Dataset entries:
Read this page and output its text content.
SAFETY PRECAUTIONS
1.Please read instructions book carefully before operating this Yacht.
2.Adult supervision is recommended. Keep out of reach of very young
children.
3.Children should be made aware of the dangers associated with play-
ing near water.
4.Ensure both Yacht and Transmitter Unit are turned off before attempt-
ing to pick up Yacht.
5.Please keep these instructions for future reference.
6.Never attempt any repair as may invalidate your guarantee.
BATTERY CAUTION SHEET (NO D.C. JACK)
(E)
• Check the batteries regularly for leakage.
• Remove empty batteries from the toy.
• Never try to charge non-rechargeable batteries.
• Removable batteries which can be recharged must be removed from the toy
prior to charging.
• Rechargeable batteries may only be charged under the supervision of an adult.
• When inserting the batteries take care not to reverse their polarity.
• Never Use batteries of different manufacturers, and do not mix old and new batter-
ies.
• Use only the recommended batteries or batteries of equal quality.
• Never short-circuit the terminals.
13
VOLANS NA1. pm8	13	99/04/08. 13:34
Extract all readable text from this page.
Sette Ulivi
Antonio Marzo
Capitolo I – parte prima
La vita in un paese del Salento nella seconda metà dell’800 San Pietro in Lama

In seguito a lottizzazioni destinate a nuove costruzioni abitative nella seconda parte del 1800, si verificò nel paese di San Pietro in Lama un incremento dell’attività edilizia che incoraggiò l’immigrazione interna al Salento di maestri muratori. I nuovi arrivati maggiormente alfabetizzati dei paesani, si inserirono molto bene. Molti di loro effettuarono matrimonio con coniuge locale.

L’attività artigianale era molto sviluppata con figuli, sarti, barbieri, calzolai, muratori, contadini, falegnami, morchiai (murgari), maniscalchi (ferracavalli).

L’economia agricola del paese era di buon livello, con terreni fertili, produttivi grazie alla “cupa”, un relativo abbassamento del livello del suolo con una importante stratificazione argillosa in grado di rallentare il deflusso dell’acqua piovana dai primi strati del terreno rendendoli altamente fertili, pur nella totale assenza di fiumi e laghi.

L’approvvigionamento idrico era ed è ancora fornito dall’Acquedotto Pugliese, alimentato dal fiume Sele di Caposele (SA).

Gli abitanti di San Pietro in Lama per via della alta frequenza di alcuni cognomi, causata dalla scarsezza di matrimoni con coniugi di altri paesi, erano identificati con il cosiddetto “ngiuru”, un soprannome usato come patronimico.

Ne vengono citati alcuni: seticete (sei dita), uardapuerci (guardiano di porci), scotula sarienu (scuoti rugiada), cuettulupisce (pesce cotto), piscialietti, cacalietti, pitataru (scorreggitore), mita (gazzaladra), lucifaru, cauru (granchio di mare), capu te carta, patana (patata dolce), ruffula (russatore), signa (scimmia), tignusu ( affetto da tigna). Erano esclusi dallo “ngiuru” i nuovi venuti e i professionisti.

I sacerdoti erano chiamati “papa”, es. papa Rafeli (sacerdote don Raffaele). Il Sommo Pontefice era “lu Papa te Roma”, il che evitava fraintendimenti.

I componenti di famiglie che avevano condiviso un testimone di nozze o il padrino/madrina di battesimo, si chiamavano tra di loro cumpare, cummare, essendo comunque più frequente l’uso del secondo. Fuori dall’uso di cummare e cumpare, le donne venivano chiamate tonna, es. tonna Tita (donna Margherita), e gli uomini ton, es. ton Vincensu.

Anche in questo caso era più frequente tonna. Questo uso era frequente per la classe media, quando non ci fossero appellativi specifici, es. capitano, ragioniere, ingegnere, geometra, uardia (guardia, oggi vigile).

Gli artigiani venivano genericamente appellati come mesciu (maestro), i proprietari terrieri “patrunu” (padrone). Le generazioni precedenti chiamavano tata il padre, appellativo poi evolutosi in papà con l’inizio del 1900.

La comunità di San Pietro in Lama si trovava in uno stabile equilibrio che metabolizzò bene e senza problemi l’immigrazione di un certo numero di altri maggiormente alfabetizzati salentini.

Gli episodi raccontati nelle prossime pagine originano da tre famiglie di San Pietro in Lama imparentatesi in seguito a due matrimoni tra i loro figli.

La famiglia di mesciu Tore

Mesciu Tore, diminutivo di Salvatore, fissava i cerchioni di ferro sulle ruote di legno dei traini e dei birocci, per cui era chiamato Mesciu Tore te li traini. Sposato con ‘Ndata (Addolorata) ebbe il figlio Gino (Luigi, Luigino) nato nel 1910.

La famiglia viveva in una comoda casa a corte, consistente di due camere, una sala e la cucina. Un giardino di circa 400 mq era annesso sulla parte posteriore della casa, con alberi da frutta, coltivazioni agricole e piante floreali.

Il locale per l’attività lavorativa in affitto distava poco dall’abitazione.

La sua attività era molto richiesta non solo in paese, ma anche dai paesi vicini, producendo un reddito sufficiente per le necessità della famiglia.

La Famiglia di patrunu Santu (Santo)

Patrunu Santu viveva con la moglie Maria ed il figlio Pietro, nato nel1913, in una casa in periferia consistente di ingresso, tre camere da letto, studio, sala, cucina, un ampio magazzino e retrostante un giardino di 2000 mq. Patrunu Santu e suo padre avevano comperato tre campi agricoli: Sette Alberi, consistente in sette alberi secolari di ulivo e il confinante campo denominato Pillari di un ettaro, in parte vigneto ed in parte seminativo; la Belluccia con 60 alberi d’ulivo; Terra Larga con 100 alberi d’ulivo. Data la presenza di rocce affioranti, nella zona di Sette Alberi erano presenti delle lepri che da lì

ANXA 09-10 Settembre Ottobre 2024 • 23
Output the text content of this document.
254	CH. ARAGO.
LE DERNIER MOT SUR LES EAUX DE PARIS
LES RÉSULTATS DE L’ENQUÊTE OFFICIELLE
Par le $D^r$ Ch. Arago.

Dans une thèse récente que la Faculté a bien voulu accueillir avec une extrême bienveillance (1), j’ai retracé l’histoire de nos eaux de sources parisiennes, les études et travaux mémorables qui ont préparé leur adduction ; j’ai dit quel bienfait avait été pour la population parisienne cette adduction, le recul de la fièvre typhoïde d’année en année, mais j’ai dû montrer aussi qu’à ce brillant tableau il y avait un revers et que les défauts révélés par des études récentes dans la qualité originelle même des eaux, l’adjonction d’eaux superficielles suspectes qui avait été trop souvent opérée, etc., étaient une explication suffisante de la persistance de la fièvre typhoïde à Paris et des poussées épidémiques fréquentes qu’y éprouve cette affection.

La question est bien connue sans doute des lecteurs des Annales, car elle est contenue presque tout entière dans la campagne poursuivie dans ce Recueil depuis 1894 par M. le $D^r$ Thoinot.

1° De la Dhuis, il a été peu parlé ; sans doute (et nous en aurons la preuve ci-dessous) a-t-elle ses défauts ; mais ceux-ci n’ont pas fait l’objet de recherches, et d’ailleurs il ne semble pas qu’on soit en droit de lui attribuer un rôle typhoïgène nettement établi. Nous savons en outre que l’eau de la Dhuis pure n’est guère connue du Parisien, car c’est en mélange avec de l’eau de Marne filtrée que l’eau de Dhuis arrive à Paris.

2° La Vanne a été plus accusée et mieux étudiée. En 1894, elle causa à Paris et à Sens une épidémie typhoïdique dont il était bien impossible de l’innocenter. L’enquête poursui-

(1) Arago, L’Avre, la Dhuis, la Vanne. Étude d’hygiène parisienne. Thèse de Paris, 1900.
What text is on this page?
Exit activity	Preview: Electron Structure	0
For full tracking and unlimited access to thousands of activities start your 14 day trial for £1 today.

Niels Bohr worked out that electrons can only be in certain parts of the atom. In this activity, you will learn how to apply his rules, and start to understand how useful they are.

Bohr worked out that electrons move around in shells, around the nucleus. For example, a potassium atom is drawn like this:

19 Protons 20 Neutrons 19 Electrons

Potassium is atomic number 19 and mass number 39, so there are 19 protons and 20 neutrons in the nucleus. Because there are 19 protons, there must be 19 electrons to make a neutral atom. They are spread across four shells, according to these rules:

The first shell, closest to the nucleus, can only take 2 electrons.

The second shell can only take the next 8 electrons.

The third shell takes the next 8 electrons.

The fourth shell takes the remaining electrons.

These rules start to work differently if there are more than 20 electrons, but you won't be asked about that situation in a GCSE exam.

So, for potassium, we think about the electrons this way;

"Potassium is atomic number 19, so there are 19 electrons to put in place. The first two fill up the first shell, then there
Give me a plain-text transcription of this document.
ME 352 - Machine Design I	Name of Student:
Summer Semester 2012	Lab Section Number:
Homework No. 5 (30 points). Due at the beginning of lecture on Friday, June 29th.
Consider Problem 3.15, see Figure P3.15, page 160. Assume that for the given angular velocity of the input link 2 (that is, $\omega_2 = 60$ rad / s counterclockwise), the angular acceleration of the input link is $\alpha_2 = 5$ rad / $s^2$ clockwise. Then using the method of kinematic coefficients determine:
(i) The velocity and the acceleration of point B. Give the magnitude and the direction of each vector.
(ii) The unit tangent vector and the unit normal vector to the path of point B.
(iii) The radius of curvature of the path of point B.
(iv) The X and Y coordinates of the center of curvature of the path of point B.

→ **DIRECTIONS**
Whenever "instructions" turns up in a line, pick that line out.

→ **SOLUTION TO THIS EXERCISE**
1.Please read instructions book carefully before operating this Yacht.
5.Please keep these instructions for future reference.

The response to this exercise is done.